(Excerpts from a figure dataset)
★ ★ ★

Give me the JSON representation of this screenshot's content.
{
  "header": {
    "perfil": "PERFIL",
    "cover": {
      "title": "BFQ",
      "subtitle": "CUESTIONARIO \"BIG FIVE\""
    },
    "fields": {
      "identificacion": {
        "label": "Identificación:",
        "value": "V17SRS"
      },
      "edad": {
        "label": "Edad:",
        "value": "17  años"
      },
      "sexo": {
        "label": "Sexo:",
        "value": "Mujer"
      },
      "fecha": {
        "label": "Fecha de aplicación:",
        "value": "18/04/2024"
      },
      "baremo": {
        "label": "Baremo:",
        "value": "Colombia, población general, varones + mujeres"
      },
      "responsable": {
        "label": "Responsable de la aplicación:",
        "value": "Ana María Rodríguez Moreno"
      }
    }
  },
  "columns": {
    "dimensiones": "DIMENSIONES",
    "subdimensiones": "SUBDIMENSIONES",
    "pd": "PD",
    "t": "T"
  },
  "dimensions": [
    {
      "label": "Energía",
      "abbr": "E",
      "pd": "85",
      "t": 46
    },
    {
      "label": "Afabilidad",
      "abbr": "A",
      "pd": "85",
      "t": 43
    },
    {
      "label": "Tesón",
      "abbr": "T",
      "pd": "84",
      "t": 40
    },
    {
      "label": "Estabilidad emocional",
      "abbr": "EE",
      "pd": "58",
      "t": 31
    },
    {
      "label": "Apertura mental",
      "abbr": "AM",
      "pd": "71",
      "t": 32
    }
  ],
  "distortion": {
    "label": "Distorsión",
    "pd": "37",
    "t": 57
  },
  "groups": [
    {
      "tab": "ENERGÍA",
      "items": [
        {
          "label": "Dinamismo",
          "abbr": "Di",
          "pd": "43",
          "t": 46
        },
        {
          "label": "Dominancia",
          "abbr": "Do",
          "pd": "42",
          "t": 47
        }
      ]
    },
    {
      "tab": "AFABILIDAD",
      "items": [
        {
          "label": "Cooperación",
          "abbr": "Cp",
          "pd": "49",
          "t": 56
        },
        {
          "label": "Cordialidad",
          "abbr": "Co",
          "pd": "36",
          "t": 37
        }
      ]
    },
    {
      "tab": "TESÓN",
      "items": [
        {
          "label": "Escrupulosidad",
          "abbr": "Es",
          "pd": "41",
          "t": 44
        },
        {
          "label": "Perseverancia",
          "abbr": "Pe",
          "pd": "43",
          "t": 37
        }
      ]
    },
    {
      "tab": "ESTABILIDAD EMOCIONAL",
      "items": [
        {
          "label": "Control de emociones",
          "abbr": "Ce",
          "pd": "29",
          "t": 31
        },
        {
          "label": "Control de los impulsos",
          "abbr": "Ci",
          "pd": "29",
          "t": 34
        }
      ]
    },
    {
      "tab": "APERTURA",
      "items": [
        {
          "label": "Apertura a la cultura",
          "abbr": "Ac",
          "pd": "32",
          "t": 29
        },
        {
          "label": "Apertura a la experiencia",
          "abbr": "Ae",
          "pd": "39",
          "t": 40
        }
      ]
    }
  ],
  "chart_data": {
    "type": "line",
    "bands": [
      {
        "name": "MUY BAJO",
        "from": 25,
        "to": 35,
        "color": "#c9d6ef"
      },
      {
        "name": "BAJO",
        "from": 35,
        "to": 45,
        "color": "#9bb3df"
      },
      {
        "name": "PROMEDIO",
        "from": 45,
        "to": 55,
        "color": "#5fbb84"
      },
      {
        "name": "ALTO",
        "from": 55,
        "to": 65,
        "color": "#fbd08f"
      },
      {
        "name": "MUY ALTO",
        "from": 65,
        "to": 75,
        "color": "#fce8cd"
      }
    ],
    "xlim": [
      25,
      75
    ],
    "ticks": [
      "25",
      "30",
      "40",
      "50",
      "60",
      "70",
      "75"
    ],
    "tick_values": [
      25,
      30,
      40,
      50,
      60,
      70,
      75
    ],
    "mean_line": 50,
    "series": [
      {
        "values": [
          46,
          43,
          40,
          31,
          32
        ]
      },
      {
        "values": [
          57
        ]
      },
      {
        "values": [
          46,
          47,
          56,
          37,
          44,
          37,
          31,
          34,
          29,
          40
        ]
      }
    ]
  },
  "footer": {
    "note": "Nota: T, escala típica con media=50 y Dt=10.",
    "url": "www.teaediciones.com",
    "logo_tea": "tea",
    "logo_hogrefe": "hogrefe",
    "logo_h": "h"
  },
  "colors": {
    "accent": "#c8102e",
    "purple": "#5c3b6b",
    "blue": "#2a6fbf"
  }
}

★ ★ ★

AIM:
Each line in the entries above that includes the string "aplicación" should be extracted.

PROBLEM SOLUTION:
        "label": "Fecha de aplicación:",
        "label": "Responsable de la aplicación:",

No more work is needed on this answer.